▶ _Job_
Extract the lines that carry the string "Authorized" from the listing.

▶ _Records for the exercise_
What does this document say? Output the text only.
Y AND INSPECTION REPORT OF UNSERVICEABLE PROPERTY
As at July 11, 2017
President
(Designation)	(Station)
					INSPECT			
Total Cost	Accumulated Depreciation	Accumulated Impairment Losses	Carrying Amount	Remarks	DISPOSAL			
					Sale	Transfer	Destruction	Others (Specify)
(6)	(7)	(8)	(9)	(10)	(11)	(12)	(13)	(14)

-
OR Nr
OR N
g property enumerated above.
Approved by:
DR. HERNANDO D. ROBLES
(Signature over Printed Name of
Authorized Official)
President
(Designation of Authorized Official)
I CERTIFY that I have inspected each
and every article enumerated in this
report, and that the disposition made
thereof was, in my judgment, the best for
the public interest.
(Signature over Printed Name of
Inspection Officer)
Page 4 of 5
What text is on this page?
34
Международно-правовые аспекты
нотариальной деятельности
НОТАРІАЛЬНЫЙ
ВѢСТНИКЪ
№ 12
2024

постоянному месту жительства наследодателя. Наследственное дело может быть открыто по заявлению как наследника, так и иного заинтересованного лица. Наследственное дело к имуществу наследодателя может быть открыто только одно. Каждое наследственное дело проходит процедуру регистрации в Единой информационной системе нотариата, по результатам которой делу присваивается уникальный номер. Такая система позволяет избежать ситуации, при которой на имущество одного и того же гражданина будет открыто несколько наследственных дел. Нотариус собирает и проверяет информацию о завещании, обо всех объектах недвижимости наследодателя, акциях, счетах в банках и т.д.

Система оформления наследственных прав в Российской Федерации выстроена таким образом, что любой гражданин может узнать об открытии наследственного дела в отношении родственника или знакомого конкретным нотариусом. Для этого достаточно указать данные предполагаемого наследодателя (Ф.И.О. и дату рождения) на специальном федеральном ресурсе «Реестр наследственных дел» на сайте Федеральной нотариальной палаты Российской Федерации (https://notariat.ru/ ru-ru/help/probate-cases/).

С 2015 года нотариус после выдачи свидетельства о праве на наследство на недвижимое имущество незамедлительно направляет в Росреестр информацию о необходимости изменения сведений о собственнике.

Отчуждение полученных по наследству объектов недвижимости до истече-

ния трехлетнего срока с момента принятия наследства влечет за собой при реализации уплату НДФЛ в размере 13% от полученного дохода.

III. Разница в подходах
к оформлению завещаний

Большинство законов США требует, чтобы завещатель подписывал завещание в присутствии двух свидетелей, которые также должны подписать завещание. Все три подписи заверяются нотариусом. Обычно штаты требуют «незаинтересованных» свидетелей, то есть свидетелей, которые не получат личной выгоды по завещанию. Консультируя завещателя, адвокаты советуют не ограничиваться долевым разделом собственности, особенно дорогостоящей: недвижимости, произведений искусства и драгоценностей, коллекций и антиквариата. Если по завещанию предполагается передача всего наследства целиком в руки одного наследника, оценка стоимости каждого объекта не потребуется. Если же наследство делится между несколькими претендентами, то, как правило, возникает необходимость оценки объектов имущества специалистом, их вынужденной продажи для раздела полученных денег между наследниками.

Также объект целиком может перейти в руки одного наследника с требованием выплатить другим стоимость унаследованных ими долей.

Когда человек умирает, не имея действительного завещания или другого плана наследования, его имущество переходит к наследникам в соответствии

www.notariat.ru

▶ _Exercise output_
Authorized Official)
(Designation of Authorized Official)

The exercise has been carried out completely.